TASK GOAL »
Copy each line exactly. Leave nothing out.

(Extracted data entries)
========

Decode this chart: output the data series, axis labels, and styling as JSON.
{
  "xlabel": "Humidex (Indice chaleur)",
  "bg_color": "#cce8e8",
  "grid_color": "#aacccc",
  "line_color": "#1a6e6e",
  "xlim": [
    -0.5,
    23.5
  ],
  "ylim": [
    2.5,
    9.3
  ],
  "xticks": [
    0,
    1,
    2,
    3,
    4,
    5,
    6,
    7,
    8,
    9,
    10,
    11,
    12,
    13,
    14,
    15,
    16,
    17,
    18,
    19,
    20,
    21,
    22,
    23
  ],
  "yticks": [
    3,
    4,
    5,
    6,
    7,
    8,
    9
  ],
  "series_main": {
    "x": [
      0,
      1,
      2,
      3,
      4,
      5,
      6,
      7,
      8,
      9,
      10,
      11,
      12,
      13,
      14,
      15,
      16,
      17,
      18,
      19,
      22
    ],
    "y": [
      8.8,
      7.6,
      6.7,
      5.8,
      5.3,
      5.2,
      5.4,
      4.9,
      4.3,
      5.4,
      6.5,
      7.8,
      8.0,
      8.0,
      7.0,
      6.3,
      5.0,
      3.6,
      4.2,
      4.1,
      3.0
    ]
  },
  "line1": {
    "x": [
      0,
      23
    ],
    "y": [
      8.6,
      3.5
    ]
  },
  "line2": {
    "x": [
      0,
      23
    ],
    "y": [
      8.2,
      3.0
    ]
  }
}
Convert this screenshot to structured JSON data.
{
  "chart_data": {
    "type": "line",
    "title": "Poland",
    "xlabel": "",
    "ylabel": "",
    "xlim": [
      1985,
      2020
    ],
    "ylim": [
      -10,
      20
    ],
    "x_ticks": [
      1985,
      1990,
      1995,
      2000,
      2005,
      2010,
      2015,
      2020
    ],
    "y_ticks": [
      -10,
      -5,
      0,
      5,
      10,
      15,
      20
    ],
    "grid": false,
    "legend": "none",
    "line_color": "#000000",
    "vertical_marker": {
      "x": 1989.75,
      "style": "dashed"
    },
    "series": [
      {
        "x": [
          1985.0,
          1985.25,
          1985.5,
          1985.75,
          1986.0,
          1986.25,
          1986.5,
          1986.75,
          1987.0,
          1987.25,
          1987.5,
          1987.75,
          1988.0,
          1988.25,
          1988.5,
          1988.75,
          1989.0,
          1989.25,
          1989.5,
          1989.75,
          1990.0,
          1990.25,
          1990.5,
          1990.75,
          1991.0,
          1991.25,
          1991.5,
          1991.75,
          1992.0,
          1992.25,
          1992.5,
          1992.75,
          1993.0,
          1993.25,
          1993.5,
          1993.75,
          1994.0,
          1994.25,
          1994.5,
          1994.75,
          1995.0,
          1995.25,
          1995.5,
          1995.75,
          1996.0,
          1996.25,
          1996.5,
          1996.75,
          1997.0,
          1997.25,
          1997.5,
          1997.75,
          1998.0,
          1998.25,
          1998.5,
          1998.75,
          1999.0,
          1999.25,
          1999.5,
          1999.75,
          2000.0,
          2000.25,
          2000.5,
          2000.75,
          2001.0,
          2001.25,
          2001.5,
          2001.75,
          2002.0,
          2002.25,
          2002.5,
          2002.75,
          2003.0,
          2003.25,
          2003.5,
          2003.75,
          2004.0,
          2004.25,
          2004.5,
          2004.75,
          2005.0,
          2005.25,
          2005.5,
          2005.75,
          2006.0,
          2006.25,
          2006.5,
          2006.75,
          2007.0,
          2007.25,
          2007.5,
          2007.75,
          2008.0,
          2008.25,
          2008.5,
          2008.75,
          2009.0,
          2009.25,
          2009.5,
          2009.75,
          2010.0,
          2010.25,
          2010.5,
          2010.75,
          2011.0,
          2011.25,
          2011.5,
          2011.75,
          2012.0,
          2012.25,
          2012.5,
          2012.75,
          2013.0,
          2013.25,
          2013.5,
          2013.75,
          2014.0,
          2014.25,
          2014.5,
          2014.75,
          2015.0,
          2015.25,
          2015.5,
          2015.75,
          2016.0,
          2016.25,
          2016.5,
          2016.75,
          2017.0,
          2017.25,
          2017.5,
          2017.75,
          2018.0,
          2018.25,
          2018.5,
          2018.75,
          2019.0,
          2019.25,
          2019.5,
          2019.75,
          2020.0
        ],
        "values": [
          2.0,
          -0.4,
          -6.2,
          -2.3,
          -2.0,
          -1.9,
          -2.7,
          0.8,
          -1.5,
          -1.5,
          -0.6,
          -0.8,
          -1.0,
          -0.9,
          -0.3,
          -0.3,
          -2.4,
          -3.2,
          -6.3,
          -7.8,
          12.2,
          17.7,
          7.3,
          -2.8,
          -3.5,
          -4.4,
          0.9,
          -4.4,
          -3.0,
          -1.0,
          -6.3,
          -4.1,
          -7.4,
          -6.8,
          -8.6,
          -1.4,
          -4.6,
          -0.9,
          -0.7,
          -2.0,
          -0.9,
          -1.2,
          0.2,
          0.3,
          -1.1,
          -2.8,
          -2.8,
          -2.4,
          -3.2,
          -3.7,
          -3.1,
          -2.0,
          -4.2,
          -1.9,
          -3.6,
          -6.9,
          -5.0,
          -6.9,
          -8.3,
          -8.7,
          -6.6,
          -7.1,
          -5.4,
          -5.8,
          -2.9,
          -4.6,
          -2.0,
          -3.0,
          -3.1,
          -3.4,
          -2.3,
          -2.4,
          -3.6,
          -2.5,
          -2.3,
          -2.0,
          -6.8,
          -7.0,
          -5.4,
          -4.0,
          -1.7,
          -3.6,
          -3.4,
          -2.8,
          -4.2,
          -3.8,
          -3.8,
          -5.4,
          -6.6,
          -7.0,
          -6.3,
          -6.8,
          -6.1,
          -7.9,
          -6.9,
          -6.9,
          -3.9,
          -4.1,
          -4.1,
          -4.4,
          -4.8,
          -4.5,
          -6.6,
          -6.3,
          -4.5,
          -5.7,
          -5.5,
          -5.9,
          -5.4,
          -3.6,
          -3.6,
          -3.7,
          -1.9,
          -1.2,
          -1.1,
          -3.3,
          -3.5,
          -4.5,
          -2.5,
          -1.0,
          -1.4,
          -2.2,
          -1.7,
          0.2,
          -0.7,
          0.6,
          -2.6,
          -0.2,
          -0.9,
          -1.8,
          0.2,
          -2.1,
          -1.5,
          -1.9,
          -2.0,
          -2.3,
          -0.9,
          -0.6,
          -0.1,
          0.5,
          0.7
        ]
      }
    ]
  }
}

========

RESULT OF THIS EXERCISE »
Decode this chart: output the data series, axis labels, and styling as JSON.
{
  "xlabel": "Humidex (Indice chaleur)",
  "bg_color": "#cce8e8",
  "grid_color": "#aacccc",
  "line_color": "#1a6e6e",
  "xlim": [
    -0.5,
    23.5
  ],
  "ylim": [
    2.5,
    9.3
  ],
  "xticks": [
    0,
    1,
    2,
    3,
    4,
    5,
    6,
    7,
    8,
    9,
    10,
    11,
    12,
    13,
    14,
    15,
    16,
    17,
    18,
    19,
    20,
    21,
    22,
    23
  ],
  "yticks": [
    3,
    4,
    5,
    6,
    7,
    8,
    9
  ],
  "series_main": {
    "x": [
      0,
      1,
      2,
      3,
      4,
      5,
      6,
      7,
      8,
      9,
      10,
      11,
      12,
      13,
      14,
      15,
      16,
      17,
      18,
      19,
      22
    ],
    "y": [
      8.8,
      7.6,
      6.7,
      5.8,
      5.3,
      5.2,
      5.4,
      4.9,
      4.3,
      5.4,
      6.5,
      7.8,
      8.0,
      8.0,
      7.0,
      6.3,
      5.0,
      3.6,
      4.2,
      4.1,
      3.0
    ]
  },
  "line1": {
    "x": [
      0,
      23
    ],
    "y": [
      8.6,
      3.5
    ]
  },
  "line2": {
    "x": [
      0,
      23
    ],
    "y": [
      8.2,
      3.0
    ]
  }
}
Convert this screenshot to structured JSON data.
{
  "chart_data": {
    "type": "line",
    "title": "Poland",
    "xlabel": "",
    "ylabel": "",
    "xlim": [
      1985,
      2020
    ],
    "ylim": [
      -10,
      20
    ],
    "x_ticks": [
      1985,
      1990,
      1995,
      2000,
      2005,
      2010,
      2015,
      2020
    ],
    "y_ticks": [
      -10,
      -5,
      0,
      5,
      10,
      15,
      20
    ],
    "grid": false,
    "legend": "none",
    "line_color": "#000000",
    "vertical_marker": {
      "x": 1989.75,
      "style": "dashed"
    },
    "series": [
      {
        "x": [
          1985.0,
          1985.25,
          1985.5,
          1985.75,
          1986.0,
          1986.25,
          1986.5,
          1986.75,
          1987.0,
          1987.25,
          1987.5,
          1987.75,
          1988.0,
          1988.25,
          1988.5,
          1988.75,
          1989.0,
          1989.25,
          1989.5,
          1989.75,
          1990.0,
          1990.25,
          1990.5,
          1990.75,
          1991.0,
          1991.25,
          1991.5,
          1991.75,
          1992.0,
          1992.25,
          1992.5,
          1992.75,
          1993.0,
          1993.25,
          1993.5,
          1993.75,
          1994.0,
          1994.25,
          1994.5,
          1994.75,
          1995.0,
          1995.25,
          1995.5,
          1995.75,
          1996.0,
          1996.25,
          1996.5,
          1996.75,
          1997.0,
          1997.25,
          1997.5,
          1997.75,
          1998.0,
          1998.25,
          1998.5,
          1998.75,
          1999.0,
          1999.25,
          1999.5,
          1999.75,
          2000.0,
          2000.25,
          2000.5,
          2000.75,
          2001.0,
          2001.25,
          2001.5,
          2001.75,
          2002.0,
          2002.25,
          2002.5,
          2002.75,
          2003.0,
          2003.25,
          2003.5,
          2003.75,
          2004.0,
          2004.25,
          2004.5,
          2004.75,
          2005.0,
          2005.25,
          2005.5,
          2005.75,
          2006.0,
          2006.25,
          2006.5,
          2006.75,
          2007.0,
          2007.25,
          2007.5,
          2007.75,
          2008.0,
          2008.25,
          2008.5,
          2008.75,
          2009.0,
          2009.25,
          2009.5,
          2009.75,
          2010.0,
          2010.25,
          2010.5,
          2010.75,
          2011.0,
          2011.25,
          2011.5,
          2011.75,
          2012.0,
          2012.25,
          2012.5,
          2012.75,
          2013.0,
          2013.25,
          2013.5,
          2013.75,
          2014.0,
          2014.25,
          2014.5,
          2014.75,
          2015.0,
          2015.25,
          2015.5,
          2015.75,
          2016.0,
          2016.25,
          2016.5,
          2016.75,
          2017.0,
          2017.25,
          2017.5,
          2017.75,
          2018.0,
          2018.25,
          2018.5,
          2018.75,
          2019.0,
          2019.25,
          2019.5,
          2019.75,
          2020.0
        ],
        "values": [
          2.0,
          -0.4,
          -6.2,
          -2.3,
          -2.0,
          -1.9,
          -2.7,
          0.8,
          -1.5,
          -1.5,
          -0.6,
          -0.8,
          -1.0,
          -0.9,
          -0.3,
          -0.3,
          -2.4,
          -3.2,
          -6.3,
          -7.8,
          12.2,
          17.7,
          7.3,
          -2.8,
          -3.5,
          -4.4,
          0.9,
          -4.4,
          -3.0,
          -1.0,
          -6.3,
          -4.1,
          -7.4,
          -6.8,
          -8.6,
          -1.4,
          -4.6,
          -0.9,
          -0.7,
          -2.0,
          -0.9,
          -1.2,
          0.2,
          0.3,
          -1.1,
          -2.8,
          -2.8,
          -2.4,
          -3.2,
          -3.7,
          -3.1,
          -2.0,
          -4.2,
          -1.9,
          -3.6,
          -6.9,
          -5.0,
          -6.9,
          -8.3,
          -8.7,
          -6.6,
          -7.1,
          -5.4,
          -5.8,
          -2.9,
          -4.6,
          -2.0,
          -3.0,
          -3.1,
          -3.4,
          -2.3,
          -2.4,
          -3.6,
          -2.5,
          -2.3,
          -2.0,
          -6.8,
          -7.0,
          -5.4,
          -4.0,
          -1.7,
          -3.6,
          -3.4,
          -2.8,
          -4.2,
          -3.8,
          -3.8,
          -5.4,
          -6.6,
          -7.0,
          -6.3,
          -6.8,
          -6.1,
          -7.9,
          -6.9,
          -6.9,
          -3.9,
          -4.1,
          -4.1,
          -4.4,
          -4.8,
          -4.5,
          -6.6,
          -6.3,
          -4.5,
          -5.7,
          -5.5,
          -5.9,
          -5.4,
          -3.6,
          -3.6,
          -3.7,
          -1.9,
          -1.2,
          -1.1,
          -3.3,
          -3.5,
          -4.5,
          -2.5,
          -1.0,
          -1.4,
          -2.2,
          -1.7,
          0.2,
          -0.7,
          0.6,
          -2.6,
          -0.2,
          -0.9,
          -1.8,
          0.2,
          -2.1,
          -1.5,
          -1.9,
          -2.0,
          -2.3,
          -0.9,
          -0.6,
          -0.1,
          0.5,
          0.7
        ]
      }
    ]
  }
}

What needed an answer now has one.